## Written task
Return all of the data exactly, with nothing left out but the pictures.

··· Task material

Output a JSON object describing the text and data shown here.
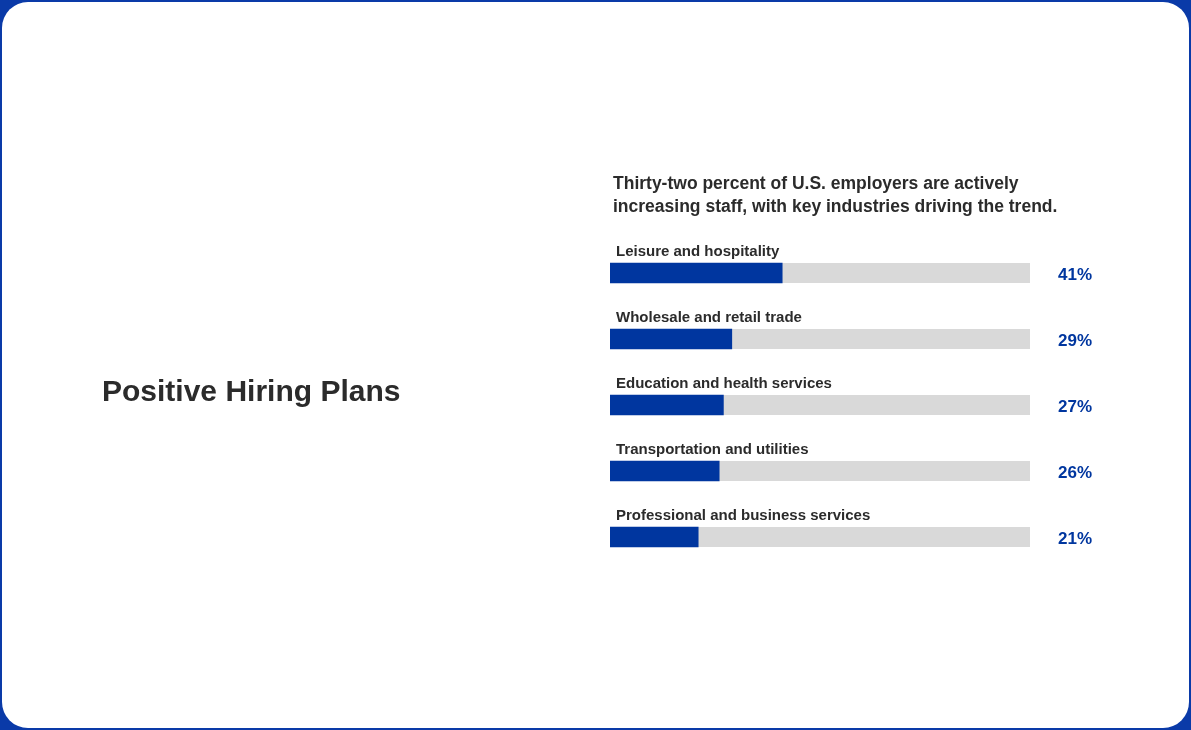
{
  "chart_data": {
    "type": "bar",
    "orientation": "horizontal",
    "title": "Positive Hiring Plans",
    "subtitle": "Thirty-two percent of U.S. employers are actively increasing staff, with key industries driving the trend.",
    "categories": [
      "Leisure and hospitality",
      "Wholesale and retail trade",
      "Education and health services",
      "Transportation and utilities",
      "Professional and business services"
    ],
    "values": [
      41,
      29,
      27,
      26,
      21
    ],
    "value_labels": [
      "41%",
      "29%",
      "27%",
      "26%",
      "21%"
    ],
    "color": "#00369f",
    "xlim": [
      0,
      100
    ]
  }
}
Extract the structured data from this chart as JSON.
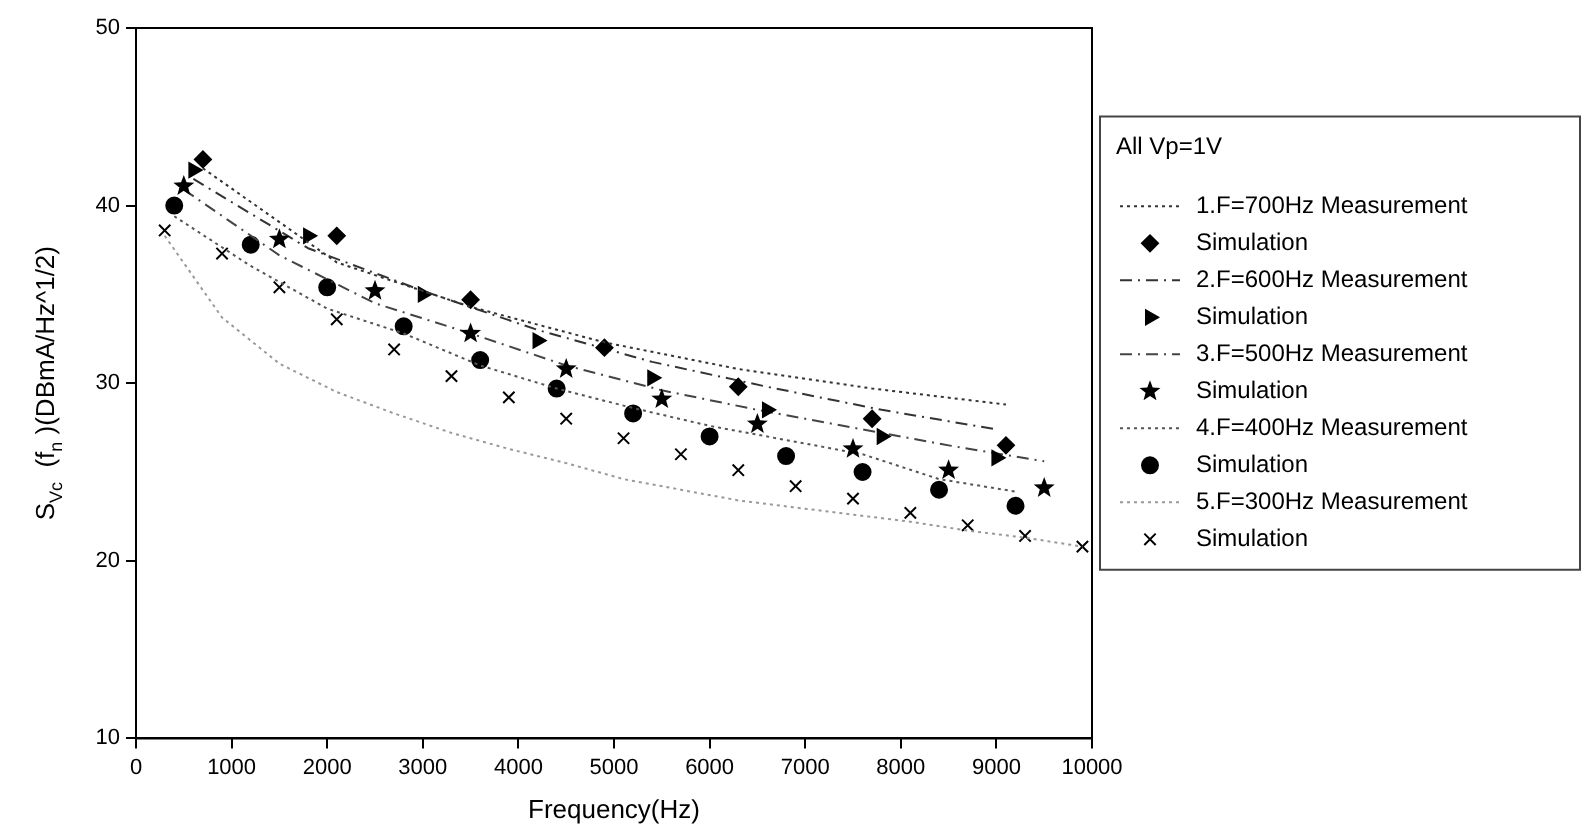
{
  "chart_data": {
    "type": "line",
    "xlabel": "Frequency(Hz)",
    "ylabel": "S$_{Vc}$  (f$_{n}$ )(DBmA/Hz^1/2)",
    "legend_title": "All Vp=1V",
    "legend": "right",
    "grid": false,
    "xlim": [
      0,
      10000
    ],
    "xticks": [
      0,
      1000,
      2000,
      3000,
      4000,
      5000,
      6000,
      7000,
      8000,
      9000,
      10000
    ],
    "ylim": [
      10,
      50
    ],
    "yticks": [
      10,
      20,
      30,
      40,
      50
    ],
    "series": [
      {
        "name": "1.F=700Hz Measurement",
        "type": "line",
        "marker": "none",
        "line_style": "dotted",
        "color": "#333333",
        "x": [
          700,
          2100,
          3500,
          4900,
          6300,
          7700,
          9100
        ],
        "values": [
          42.1,
          36.8,
          34.3,
          32.3,
          30.8,
          29.7,
          28.8
        ]
      },
      {
        "name": "Simulation",
        "type": "scatter",
        "marker": "diamond",
        "color": "#000000",
        "x": [
          700,
          2100,
          3500,
          4900,
          6300,
          7700,
          9100
        ],
        "values": [
          42.6,
          38.3,
          34.7,
          32.0,
          29.8,
          28.0,
          26.5
        ]
      },
      {
        "name": "2.F=600Hz Measurement",
        "type": "line",
        "marker": "none",
        "line_style": "dashed",
        "color": "#333333",
        "x": [
          600,
          1800,
          3000,
          4200,
          5400,
          6600,
          7800,
          9000
        ],
        "values": [
          41.5,
          37.6,
          35.2,
          33.0,
          31.2,
          29.8,
          28.5,
          27.4
        ]
      },
      {
        "name": "Simulation",
        "type": "scatter",
        "marker": "triangle",
        "color": "#000000",
        "x": [
          600,
          1800,
          3000,
          4200,
          5400,
          6600,
          7800,
          9000
        ],
        "values": [
          42.0,
          38.3,
          35.0,
          32.4,
          30.3,
          28.5,
          27.0,
          25.8
        ]
      },
      {
        "name": "3.F=500Hz Measurement",
        "type": "line",
        "marker": "none",
        "line_style": "dashed",
        "color": "#444444",
        "x": [
          500,
          1500,
          2500,
          3500,
          4500,
          5500,
          6500,
          7500,
          8500,
          9500
        ],
        "values": [
          40.9,
          37.2,
          34.5,
          32.8,
          31.0,
          29.6,
          28.5,
          27.5,
          26.5,
          25.6
        ]
      },
      {
        "name": "Simulation",
        "type": "scatter",
        "marker": "star",
        "color": "#000000",
        "x": [
          500,
          1500,
          2500,
          3500,
          4500,
          5500,
          6500,
          7500,
          8500,
          9500
        ],
        "values": [
          41.1,
          38.1,
          35.2,
          32.8,
          30.8,
          29.1,
          27.7,
          26.3,
          25.1,
          24.1
        ]
      },
      {
        "name": "4.F=400Hz Measurement",
        "type": "line",
        "marker": "none",
        "line_style": "dotted",
        "color": "#555555",
        "x": [
          400,
          1200,
          2000,
          2800,
          3600,
          4400,
          5200,
          6000,
          6800,
          7600,
          8400,
          9200
        ],
        "values": [
          39.4,
          36.6,
          34.2,
          32.8,
          31.0,
          29.7,
          28.6,
          27.6,
          26.8,
          26.0,
          24.6,
          23.9
        ]
      },
      {
        "name": "Simulation",
        "type": "scatter",
        "marker": "circle",
        "color": "#000000",
        "x": [
          400,
          1200,
          2000,
          2800,
          3600,
          4400,
          5200,
          6000,
          6800,
          7600,
          8400,
          9200
        ],
        "values": [
          40.0,
          37.8,
          35.4,
          33.2,
          31.3,
          29.7,
          28.3,
          27.0,
          25.9,
          25.0,
          24.0,
          23.1
        ]
      },
      {
        "name": "5.F=300Hz Measurement",
        "type": "line",
        "marker": "none",
        "line_style": "dotted",
        "color": "#999999",
        "x": [
          300,
          900,
          1500,
          2100,
          2700,
          3300,
          3900,
          4500,
          5100,
          5700,
          6300,
          6900,
          7500,
          8100,
          8700,
          9300,
          9900
        ],
        "values": [
          38.3,
          33.7,
          31.1,
          29.5,
          28.3,
          27.2,
          26.3,
          25.5,
          24.6,
          24.0,
          23.4,
          23.0,
          22.6,
          22.2,
          21.7,
          21.3,
          20.8
        ]
      },
      {
        "name": "Simulation",
        "type": "scatter",
        "marker": "cross",
        "color": "#000000",
        "x": [
          300,
          900,
          1500,
          2100,
          2700,
          3300,
          3900,
          4500,
          5100,
          5700,
          6300,
          6900,
          7500,
          8100,
          8700,
          9300,
          9900
        ],
        "values": [
          38.6,
          37.3,
          35.4,
          33.6,
          31.9,
          30.4,
          29.2,
          28.0,
          26.9,
          26.0,
          25.1,
          24.2,
          23.5,
          22.7,
          22.0,
          21.4,
          20.8
        ]
      }
    ]
  }
}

······

## Answer to the exercise
Output a JSON object describing the text and data shown here.
{
  "chart_data": {
    "type": "bar",
    "orientation": "horizontal",
    "title": "Positive Hiring Plans",
    "subtitle": "Thirty-two percent of U.S. employers are actively increasing staff, with key industries driving the trend.",
    "categories": [
      "Leisure and hospitality",
      "Wholesale and retail trade",
      "Education and health services",
      "Transportation and utilities",
      "Professional and business services"
    ],
    "values": [
      41,
      29,
      27,
      26,
      21
    ],
    "value_labels": [
      "41%",
      "29%",
      "27%",
      "26%",
      "21%"
    ],
    "color": "#00369f",
    "xlim": [
      0,
      100
    ]
  }
}
Extract the structured data from this chart as JSON.
{
  "chart_data": {
    "type": "line",
    "xlabel": "Frequency(Hz)",
    "ylabel": "S$_{Vc}$  (f$_{n}$ )(DBmA/Hz^1/2)",
    "legend_title": "All Vp=1V",
    "legend": "right",
    "grid": false,
    "xlim": [
      0,
      10000
    ],
    "xticks": [
      0,
      1000,
      2000,
      3000,
      4000,
      5000,
      6000,
      7000,
      8000,
      9000,
      10000
    ],
    "ylim": [
      10,
      50
    ],
    "yticks": [
      10,
      20,
      30,
      40,
      50
    ],
    "series": [
      {
        "name": "1.F=700Hz Measurement",
        "type": "line",
        "marker": "none",
        "line_style": "dotted",
        "color": "#333333",
        "x": [
          700,
          2100,
          3500,
          4900,
          6300,
          7700,
          9100
        ],
        "values": [
          42.1,
          36.8,
          34.3,
          32.3,
          30.8,
          29.7,
          28.8
        ]
      },
      {
        "name": "Simulation",
        "type": "scatter",
        "marker": "diamond",
        "color": "#000000",
        "x": [
          700,
          2100,
          3500,
          4900,
          6300,
          7700,
          9100
        ],
        "values": [
          42.6,
          38.3,
          34.7,
          32.0,
          29.8,
          28.0,
          26.5
        ]
      },
      {
        "name": "2.F=600Hz Measurement",
        "type": "line",
        "marker": "none",
        "line_style": "dashed",
        "color": "#333333",
        "x": [
          600,
          1800,
          3000,
          4200,
          5400,
          6600,
          7800,
          9000
        ],
        "values": [
          41.5,
          37.6,
          35.2,
          33.0,
          31.2,
          29.8,
          28.5,
          27.4
        ]
      },
      {
        "name": "Simulation",
        "type": "scatter",
        "marker": "triangle",
        "color": "#000000",
        "x": [
          600,
          1800,
          3000,
          4200,
          5400,
          6600,
          7800,
          9000
        ],
        "values": [
          42.0,
          38.3,
          35.0,
          32.4,
          30.3,
          28.5,
          27.0,
          25.8
        ]
      },
      {
        "name": "3.F=500Hz Measurement",
        "type": "line",
        "marker": "none",
        "line_style": "dashed",
        "color": "#444444",
        "x": [
          500,
          1500,
          2500,
          3500,
          4500,
          5500,
          6500,
          7500,
          8500,
          9500
        ],
        "values": [
          40.9,
          37.2,
          34.5,
          32.8,
          31.0,
          29.6,
          28.5,
          27.5,
          26.5,
          25.6
        ]
      },
      {
        "name": "Simulation",
        "type": "scatter",
        "marker": "star",
        "color": "#000000",
        "x": [
          500,
          1500,
          2500,
          3500,
          4500,
          5500,
          6500,
          7500,
          8500,
          9500
        ],
        "values": [
          41.1,
          38.1,
          35.2,
          32.8,
          30.8,
          29.1,
          27.7,
          26.3,
          25.1,
          24.1
        ]
      },
      {
        "name": "4.F=400Hz Measurement",
        "type": "line",
        "marker": "none",
        "line_style": "dotted",
        "color": "#555555",
        "x": [
          400,
          1200,
          2000,
          2800,
          3600,
          4400,
          5200,
          6000,
          6800,
          7600,
          8400,
          9200
        ],
        "values": [
          39.4,
          36.6,
          34.2,
          32.8,
          31.0,
          29.7,
          28.6,
          27.6,
          26.8,
          26.0,
          24.6,
          23.9
        ]
      },
      {
        "name": "Simulation",
        "type": "scatter",
        "marker": "circle",
        "color": "#000000",
        "x": [
          400,
          1200,
          2000,
          2800,
          3600,
          4400,
          5200,
          6000,
          6800,
          7600,
          8400,
          9200
        ],
        "values": [
          40.0,
          37.8,
          35.4,
          33.2,
          31.3,
          29.7,
          28.3,
          27.0,
          25.9,
          25.0,
          24.0,
          23.1
        ]
      },
      {
        "name": "5.F=300Hz Measurement",
        "type": "line",
        "marker": "none",
        "line_style": "dotted",
        "color": "#999999",
        "x": [
          300,
          900,
          1500,
          2100,
          2700,
          3300,
          3900,
          4500,
          5100,
          5700,
          6300,
          6900,
          7500,
          8100,
          8700,
          9300,
          9900
        ],
        "values": [
          38.3,
          33.7,
          31.1,
          29.5,
          28.3,
          27.2,
          26.3,
          25.5,
          24.6,
          24.0,
          23.4,
          23.0,
          22.6,
          22.2,
          21.7,
          21.3,
          20.8
        ]
      },
      {
        "name": "Simulation",
        "type": "scatter",
        "marker": "cross",
        "color": "#000000",
        "x": [
          300,
          900,
          1500,
          2100,
          2700,
          3300,
          3900,
          4500,
          5100,
          5700,
          6300,
          6900,
          7500,
          8100,
          8700,
          9300,
          9900
        ],
        "values": [
          38.6,
          37.3,
          35.4,
          33.6,
          31.9,
          30.4,
          29.2,
          28.0,
          26.9,
          26.0,
          25.1,
          24.2,
          23.5,
          22.7,
          22.0,
          21.4,
          20.8
        ]
      }
    ]
  }
}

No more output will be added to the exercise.